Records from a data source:
:::

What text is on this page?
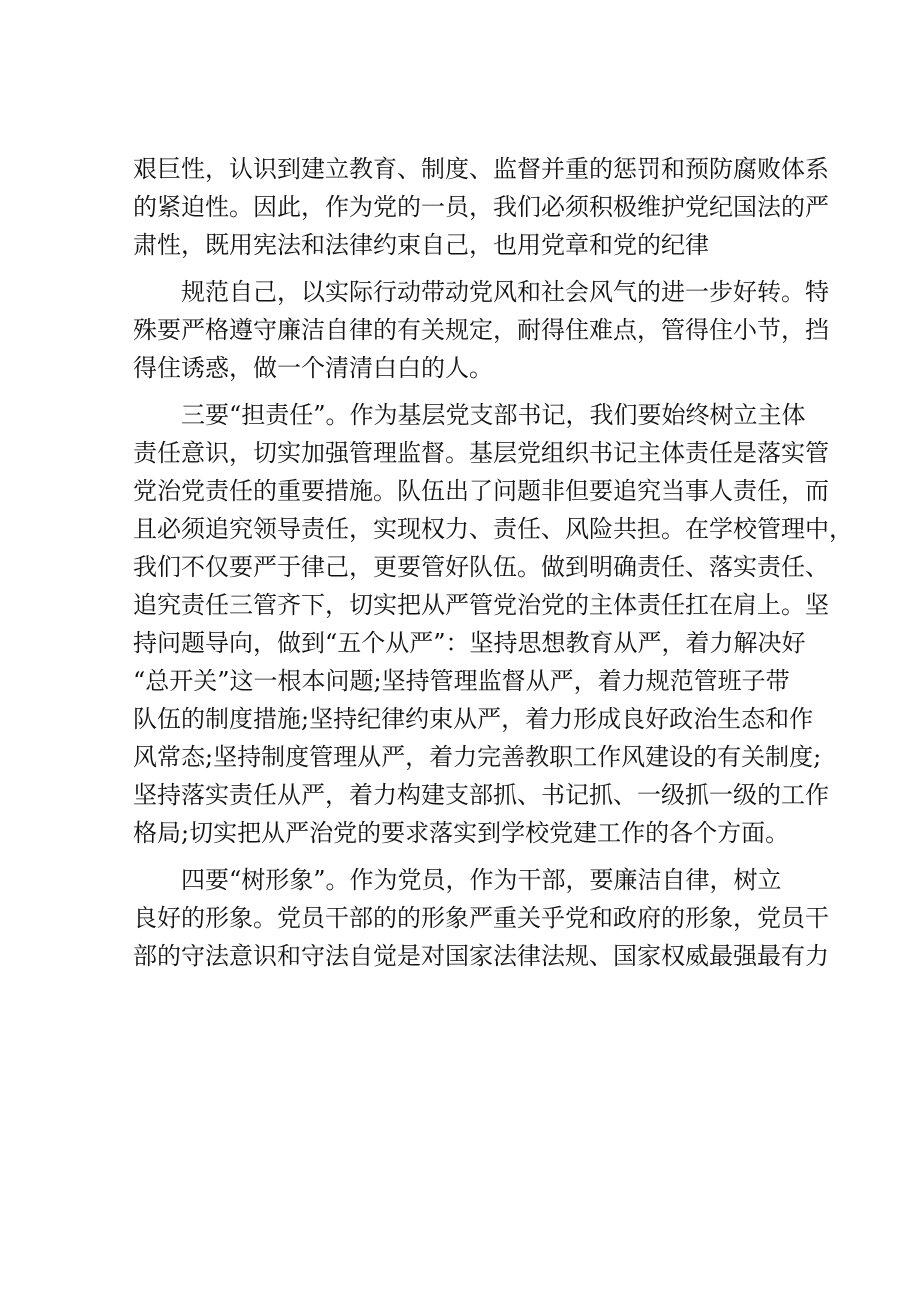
艰巨性，认识到建立教育、制度、监督并重的惩罚和预防腐败体系
的紧迫性。因此，作为党的一员，我们必须积极维护党纪国法的严
肃性，既用宪法和法律约束自己，也用党章和党的纪律
　　规范自己，以实际行动带动党风和社会风气的进一步好转。特
殊要严格遵守廉洁自律的有关规定，耐得住难点，管得住小节，挡
得住诱惑，做一个清清白白的人。
　　三要“担责任”。作为基层党支部书记，我们要始终树立主体
责任意识，切实加强管理监督。基层党组织书记主体责任是落实管
党治党责任的重要措施。队伍出了问题非但要追究当事人责任，而
且必须追究领导责任，实现权力、责任、风险共担。在学校管理中，
我们不仅要严于律己，更要管好队伍。做到明确责任、落实责任、
追究责任三管齐下，切实把从严管党治党的主体责任扛在肩上。坚
持问题导向，做到“五个从严”：坚持思想教育从严，着力解决好
“总开关”这一根本问题;坚持管理监督从严，着力规范管班子带
队伍的制度措施;坚持纪律约束从严，着力形成良好政治生态和作
风常态;坚持制度管理从严，着力完善教职工作风建设的有关制度;
坚持落实责任从严，着力构建支部抓、书记抓、一级抓一级的工作
格局;切实把从严治党的要求落实到学校党建工作的各个方面。
　　四要“树形象”。作为党员，作为干部，要廉洁自律，树立
良好的形象。党员干部的的形象严重关乎党和政府的形象，党员干
部的守法意识和守法自觉是对国家法律法规、国家权威最强最有力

:::

## Direction
Reproduce the listing above exactly, excluding all pictures.

## Result below
What text is on this page?
艰巨性，认识到建立教育、制度、监督并重的惩罚和预防腐败体系
的紧迫性。因此，作为党的一员，我们必须积极维护党纪国法的严
肃性，既用宪法和法律约束自己，也用党章和党的纪律
　　规范自己，以实际行动带动党风和社会风气的进一步好转。特
殊要严格遵守廉洁自律的有关规定，耐得住难点，管得住小节，挡
得住诱惑，做一个清清白白的人。
　　三要“担责任”。作为基层党支部书记，我们要始终树立主体
责任意识，切实加强管理监督。基层党组织书记主体责任是落实管
党治党责任的重要措施。队伍出了问题非但要追究当事人责任，而
且必须追究领导责任，实现权力、责任、风险共担。在学校管理中，
我们不仅要严于律己，更要管好队伍。做到明确责任、落实责任、
追究责任三管齐下，切实把从严管党治党的主体责任扛在肩上。坚
持问题导向，做到“五个从严”：坚持思想教育从严，着力解决好
“总开关”这一根本问题;坚持管理监督从严，着力规范管班子带
队伍的制度措施;坚持纪律约束从严，着力形成良好政治生态和作
风常态;坚持制度管理从严，着力完善教职工作风建设的有关制度;
坚持落实责任从严，着力构建支部抓、书记抓、一级抓一级的工作
格局;切实把从严治党的要求落实到学校党建工作的各个方面。
　　四要“树形象”。作为党员，作为干部，要廉洁自律，树立
良好的形象。党员干部的的形象严重关乎党和政府的形象，党员干
部的守法意识和守法自觉是对国家法律法规、国家权威最强最有力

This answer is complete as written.